INSTRUCTION: Every line of the records must be repeated exactly; pictures stay out.

[Records from a data source]
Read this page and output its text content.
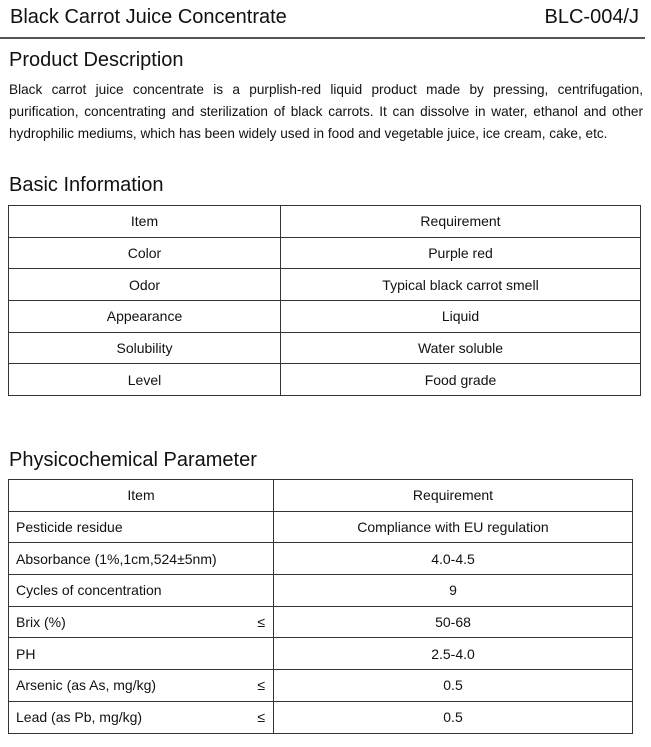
Black Carrot Juice Concentrate	BLC-004/J
Product Description

Black carrot juice concentrate is a purplish-red liquid product made by pressing, centrifugation, purification, concentrating and sterilization of black carrots. It can dissolve in water, ethanol and other hydrophilic mediums, which has been widely used in food and vegetable juice, ice cream, cake, etc.

Basic Information
Item	Requirement
Color	Purple red
Odor	Typical black carrot smell
Appearance	Liquid
Solubility	Water soluble
Level	Food grade
Physicochemical Parameter
Item	Requirement
Pesticide residue	Compliance with EU regulation
Absorbance (1%,1cm,524±5nm)	4.0-4.5
Cycles of concentration	9
Brix (%) ≤	50-68
PH	2.5-4.0
Arsenic (as As, mg/kg) ≤	0.5
Lead (as Pb, mg/kg) ≤	0.5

ANSWER FOR THE TASK:
Read this page and output its text content.
Black Carrot Juice Concentrate	BLC-004/J
Product Description

Black carrot juice concentrate is a purplish-red liquid product made by pressing, centrifugation, purification, concentrating and sterilization of black carrots. It can dissolve in water, ethanol and other hydrophilic mediums, which has been widely used in food and vegetable juice, ice cream, cake, etc.

Basic Information
Item	Requirement
Color	Purple red
Odor	Typical black carrot smell
Appearance	Liquid
Solubility	Water soluble
Level	Food grade
Physicochemical Parameter
Item	Requirement
Pesticide residue	Compliance with EU regulation
Absorbance (1%,1cm,524±5nm)	4.0-4.5
Cycles of concentration	9
Brix (%) ≤	50-68
PH	2.5-4.0
Arsenic (as As, mg/kg) ≤	0.5
Lead (as Pb, mg/kg) ≤	0.5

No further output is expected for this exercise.